>> begin

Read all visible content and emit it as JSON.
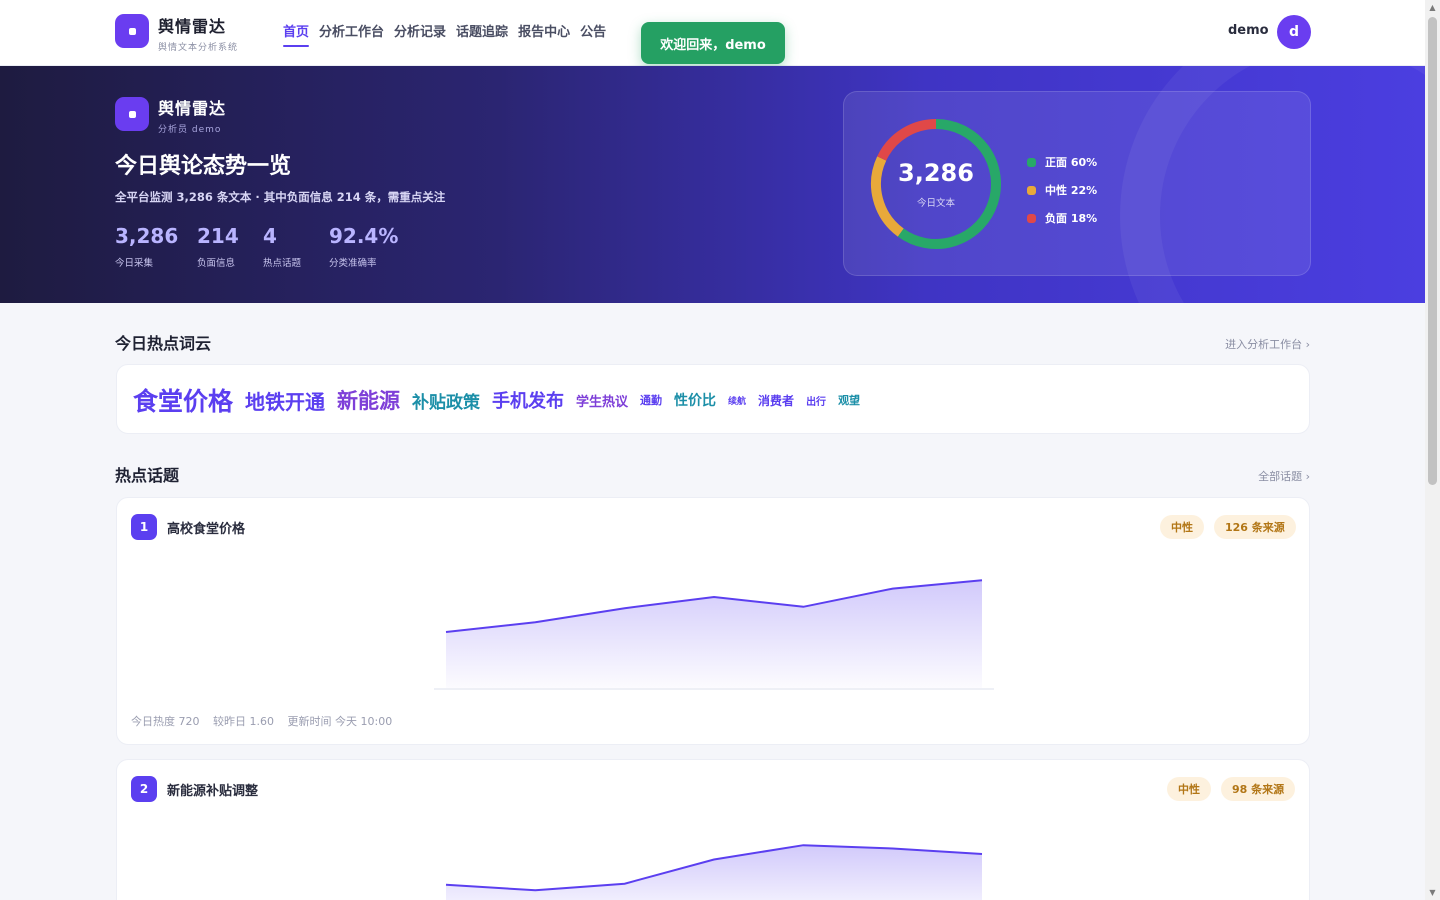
{
  "brand": {
    "name": "舆情雷达",
    "subtitle": "舆情文本分析系统",
    "icon": "radar-logo-icon"
  },
  "nav": {
    "items": [
      "首页",
      "分析工作台",
      "分析记录",
      "话题追踪",
      "报告中心",
      "公告"
    ],
    "active_index": 0
  },
  "toast": "欢迎回来，demo",
  "user": {
    "name": "demo",
    "avatar_letter": "d"
  },
  "hero": {
    "brand": "舆情雷达",
    "role": "分析员 demo",
    "title": "今日舆论态势一览",
    "description": "全平台监测 3,286 条文本 · 其中负面信息 214 条，需重点关注",
    "stats": [
      {
        "value": "3,286",
        "label": "今日采集"
      },
      {
        "value": "214",
        "label": "负面信息"
      },
      {
        "value": "4",
        "label": "热点话题"
      },
      {
        "value": "92.4%",
        "label": "分类准确率"
      }
    ],
    "donut": {
      "total": "3,286",
      "label": "今日文本",
      "segments": [
        {
          "name": "正面",
          "percent": 60,
          "text": "正面 60%",
          "color": "#28a868"
        },
        {
          "name": "中性",
          "percent": 22,
          "text": "中性 22%",
          "color": "#e8a93a"
        },
        {
          "name": "负面",
          "percent": 18,
          "text": "负面 18%",
          "color": "#e04848"
        }
      ]
    }
  },
  "wordcloud": {
    "title": "今日热点词云",
    "link": "进入分析工作台 ›",
    "words": [
      {
        "text": "食堂价格",
        "size": 25,
        "color": "#5b3ff0"
      },
      {
        "text": "地铁开通",
        "size": 20,
        "color": "#5b3ff0"
      },
      {
        "text": "新能源",
        "size": 21,
        "color": "#7e3fd8"
      },
      {
        "text": "补贴政策",
        "size": 17,
        "color": "#1c8fa8"
      },
      {
        "text": "手机发布",
        "size": 18,
        "color": "#5b3ff0"
      },
      {
        "text": "学生热议",
        "size": 13,
        "color": "#7e3fd8"
      },
      {
        "text": "通勤",
        "size": 11,
        "color": "#5b3ff0"
      },
      {
        "text": "性价比",
        "size": 14,
        "color": "#1c8fa8"
      },
      {
        "text": "续航",
        "size": 9,
        "color": "#5b3ff0"
      },
      {
        "text": "消费者",
        "size": 12,
        "color": "#5b3ff0"
      },
      {
        "text": "出行",
        "size": 10,
        "color": "#5b3ff0"
      },
      {
        "text": "观望",
        "size": 11,
        "color": "#1c8fa8"
      }
    ]
  },
  "topics_section": {
    "title": "热点话题",
    "link": "全部话题 ›"
  },
  "topics": [
    {
      "rank": "1",
      "title": "高校食堂价格",
      "sentiment": "中性",
      "sources": "126 条来源",
      "meta": [
        "今日热度 720",
        "较昨日 1.60",
        "更新时间 今天 10:00"
      ],
      "trend": [
        0.4,
        0.47,
        0.57,
        0.65,
        0.58,
        0.71,
        0.77
      ]
    },
    {
      "rank": "2",
      "title": "新能源补贴调整",
      "sentiment": "中性",
      "sources": "98 条来源",
      "meta": [],
      "trend": [
        0.32,
        0.27,
        0.33,
        0.55,
        0.68,
        0.65,
        0.6
      ]
    }
  ]
}
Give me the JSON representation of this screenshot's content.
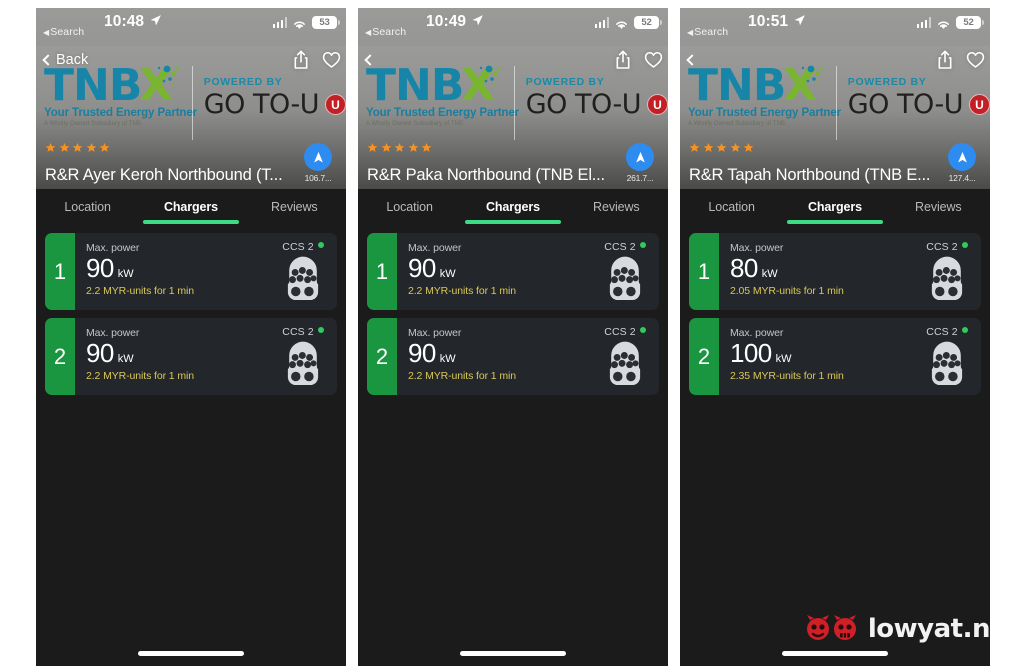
{
  "brand": {
    "logo_main": "TNB",
    "logo_accent": "X",
    "tagline": "Your Trusted Energy Partner",
    "subline": "A Wholly Owned Subsidiary of TNB",
    "powered_by": "POWERED BY",
    "partner_name": "GO TO-U",
    "partner_badge": "U",
    "colors": {
      "tnb_blue": "#1785a8",
      "x_green": "#79b530",
      "partner_red": "#c32026",
      "accent_green": "#3ddc84",
      "card_green": "#1a9641",
      "price_yellow": "#d9c756",
      "nav_blue": "#2e8bef",
      "star_orange": "#f59323"
    }
  },
  "icons": {
    "back": "chevron-left-icon",
    "share": "share-icon",
    "favorite": "heart-icon",
    "navigate": "navigate-arrow-icon",
    "connector": "ccs2-connector-icon",
    "signal": "cellular-signal-icon",
    "wifi": "wifi-icon",
    "battery": "battery-icon",
    "location": "location-arrow-icon",
    "star": "star-icon"
  },
  "tabs": [
    {
      "label": "Location",
      "active": false
    },
    {
      "label": "Chargers",
      "active": true
    },
    {
      "label": "Reviews",
      "active": false
    }
  ],
  "labels": {
    "max_power": "Max. power",
    "kw": "kW",
    "connector": "CCS 2",
    "back": "Back",
    "search_back": "Search"
  },
  "screens": [
    {
      "status": {
        "time": "10:48",
        "back_app": "Search",
        "battery": "53"
      },
      "back_label": "Back",
      "title": "R&R Ayer Keroh Northbound (T...",
      "distance": "106.7...",
      "rating": 5,
      "chargers": [
        {
          "index": "1",
          "max_power_label": "Max. power",
          "power": "90",
          "unit": "kW",
          "price": "2.2 MYR-units for 1 min",
          "connector": "CCS 2",
          "available": true
        },
        {
          "index": "2",
          "max_power_label": "Max. power",
          "power": "90",
          "unit": "kW",
          "price": "2.2 MYR-units for 1 min",
          "connector": "CCS 2",
          "available": true
        }
      ]
    },
    {
      "status": {
        "time": "10:49",
        "back_app": "Search",
        "battery": "52"
      },
      "back_label": "",
      "title": "R&R Paka Northbound (TNB El...",
      "distance": "261.7...",
      "rating": 5,
      "chargers": [
        {
          "index": "1",
          "max_power_label": "Max. power",
          "power": "90",
          "unit": "kW",
          "price": "2.2 MYR-units for 1 min",
          "connector": "CCS 2",
          "available": true
        },
        {
          "index": "2",
          "max_power_label": "Max. power",
          "power": "90",
          "unit": "kW",
          "price": "2.2 MYR-units for 1 min",
          "connector": "CCS 2",
          "available": true
        }
      ]
    },
    {
      "status": {
        "time": "10:51",
        "back_app": "Search",
        "battery": "52"
      },
      "back_label": "",
      "title": "R&R Tapah Northbound (TNB E...",
      "distance": "127.4...",
      "rating": 5,
      "chargers": [
        {
          "index": "1",
          "max_power_label": "Max. power",
          "power": "80",
          "unit": "kW",
          "price": "2.05 MYR-units for 1 min",
          "connector": "CCS 2",
          "available": true
        },
        {
          "index": "2",
          "max_power_label": "Max. power",
          "power": "100",
          "unit": "kW",
          "price": "2.35 MYR-units for 1 min",
          "connector": "CCS 2",
          "available": true
        }
      ]
    }
  ],
  "watermark": {
    "text": "lowyat.n"
  }
}
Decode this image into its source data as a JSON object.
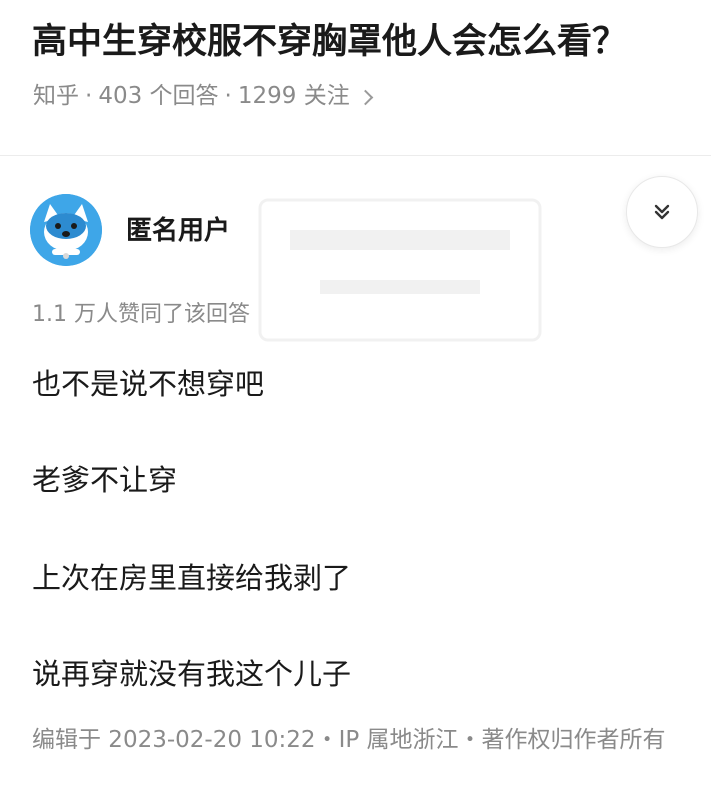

>> end

Retype all the records shown above, character for character. Omit every picture.

Read all visible content and emit it as JSON.
{
  "brand": {
    "name": "舆情雷达",
    "subtitle": "舆情文本分析系统",
    "icon": "radar-logo-icon"
  },
  "nav": {
    "items": [
      "首页",
      "分析工作台",
      "分析记录",
      "话题追踪",
      "报告中心",
      "公告"
    ],
    "active_index": 0
  },
  "toast": "欢迎回来，demo",
  "user": {
    "name": "demo",
    "avatar_letter": "d"
  },
  "hero": {
    "brand": "舆情雷达",
    "role": "分析员 demo",
    "title": "今日舆论态势一览",
    "description": "全平台监测 3,286 条文本 · 其中负面信息 214 条，需重点关注",
    "stats": [
      {
        "value": "3,286",
        "label": "今日采集"
      },
      {
        "value": "214",
        "label": "负面信息"
      },
      {
        "value": "4",
        "label": "热点话题"
      },
      {
        "value": "92.4%",
        "label": "分类准确率"
      }
    ],
    "donut": {
      "total": "3,286",
      "label": "今日文本",
      "segments": [
        {
          "name": "正面",
          "percent": 60,
          "text": "正面 60%",
          "color": "#28a868"
        },
        {
          "name": "中性",
          "percent": 22,
          "text": "中性 22%",
          "color": "#e8a93a"
        },
        {
          "name": "负面",
          "percent": 18,
          "text": "负面 18%",
          "color": "#e04848"
        }
      ]
    }
  },
  "wordcloud": {
    "title": "今日热点词云",
    "link": "进入分析工作台 ›",
    "words": [
      {
        "text": "食堂价格",
        "size": 25,
        "color": "#5b3ff0"
      },
      {
        "text": "地铁开通",
        "size": 20,
        "color": "#5b3ff0"
      },
      {
        "text": "新能源",
        "size": 21,
        "color": "#7e3fd8"
      },
      {
        "text": "补贴政策",
        "size": 17,
        "color": "#1c8fa8"
      },
      {
        "text": "手机发布",
        "size": 18,
        "color": "#5b3ff0"
      },
      {
        "text": "学生热议",
        "size": 13,
        "color": "#7e3fd8"
      },
      {
        "text": "通勤",
        "size": 11,
        "color": "#5b3ff0"
      },
      {
        "text": "性价比",
        "size": 14,
        "color": "#1c8fa8"
      },
      {
        "text": "续航",
        "size": 9,
        "color": "#5b3ff0"
      },
      {
        "text": "消费者",
        "size": 12,
        "color": "#5b3ff0"
      },
      {
        "text": "出行",
        "size": 10,
        "color": "#5b3ff0"
      },
      {
        "text": "观望",
        "size": 11,
        "color": "#1c8fa8"
      }
    ]
  },
  "topics_section": {
    "title": "热点话题",
    "link": "全部话题 ›"
  },
  "topics": [
    {
      "rank": "1",
      "title": "高校食堂价格",
      "sentiment": "中性",
      "sources": "126 条来源",
      "meta": [
        "今日热度 720",
        "较昨日 1.60",
        "更新时间 今天 10:00"
      ],
      "trend": [
        0.4,
        0.47,
        0.57,
        0.65,
        0.58,
        0.71,
        0.77
      ]
    },
    {
      "rank": "2",
      "title": "新能源补贴调整",
      "sentiment": "中性",
      "sources": "98 条来源",
      "meta": [],
      "trend": [
        0.32,
        0.27,
        0.33,
        0.55,
        0.68,
        0.65,
        0.6
      ]
    }
  ]
}
Give me the JSON representation of this screenshot's content.
{
  "brand": {
    "logo_main": "TNB",
    "logo_accent": "X",
    "tagline": "Your Trusted Energy Partner",
    "subline": "A Wholly Owned Subsidiary of TNB",
    "powered_by": "POWERED BY",
    "partner_name": "GO TO-U",
    "partner_badge": "U",
    "colors": {
      "tnb_blue": "#1785a8",
      "x_green": "#79b530",
      "partner_red": "#c32026",
      "accent_green": "#3ddc84",
      "card_green": "#1a9641",
      "price_yellow": "#d9c756",
      "nav_blue": "#2e8bef",
      "star_orange": "#f59323"
    }
  },
  "icons": {
    "back": "chevron-left-icon",
    "share": "share-icon",
    "favorite": "heart-icon",
    "navigate": "navigate-arrow-icon",
    "connector": "ccs2-connector-icon",
    "signal": "cellular-signal-icon",
    "wifi": "wifi-icon",
    "battery": "battery-icon",
    "location": "location-arrow-icon",
    "star": "star-icon"
  },
  "tabs": [
    {
      "label": "Location",
      "active": false
    },
    {
      "label": "Chargers",
      "active": true
    },
    {
      "label": "Reviews",
      "active": false
    }
  ],
  "labels": {
    "max_power": "Max. power",
    "kw": "kW",
    "connector": "CCS 2",
    "back": "Back",
    "search_back": "Search"
  },
  "screens": [
    {
      "status": {
        "time": "10:48",
        "back_app": "Search",
        "battery": "53"
      },
      "back_label": "Back",
      "title": "R&R Ayer Keroh Northbound (T...",
      "distance": "106.7...",
      "rating": 5,
      "chargers": [
        {
          "index": "1",
          "max_power_label": "Max. power",
          "power": "90",
          "unit": "kW",
          "price": "2.2 MYR-units for 1 min",
          "connector": "CCS 2",
          "available": true
        },
        {
          "index": "2",
          "max_power_label": "Max. power",
          "power": "90",
          "unit": "kW",
          "price": "2.2 MYR-units for 1 min",
          "connector": "CCS 2",
          "available": true
        }
      ]
    },
    {
      "status": {
        "time": "10:49",
        "back_app": "Search",
        "battery": "52"
      },
      "back_label": "",
      "title": "R&R Paka Northbound (TNB El...",
      "distance": "261.7...",
      "rating": 5,
      "chargers": [
        {
          "index": "1",
          "max_power_label": "Max. power",
          "power": "90",
          "unit": "kW",
          "price": "2.2 MYR-units for 1 min",
          "connector": "CCS 2",
          "available": true
        },
        {
          "index": "2",
          "max_power_label": "Max. power",
          "power": "90",
          "unit": "kW",
          "price": "2.2 MYR-units for 1 min",
          "connector": "CCS 2",
          "available": true
        }
      ]
    },
    {
      "status": {
        "time": "10:51",
        "back_app": "Search",
        "battery": "52"
      },
      "back_label": "",
      "title": "R&R Tapah Northbound (TNB E...",
      "distance": "127.4...",
      "rating": 5,
      "chargers": [
        {
          "index": "1",
          "max_power_label": "Max. power",
          "power": "80",
          "unit": "kW",
          "price": "2.05 MYR-units for 1 min",
          "connector": "CCS 2",
          "available": true
        },
        {
          "index": "2",
          "max_power_label": "Max. power",
          "power": "100",
          "unit": "kW",
          "price": "2.35 MYR-units for 1 min",
          "connector": "CCS 2",
          "available": true
        }
      ]
    }
  ],
  "watermark": {
    "text": "lowyat.n"
  }
}
Decode this image into its source data as a JSON object.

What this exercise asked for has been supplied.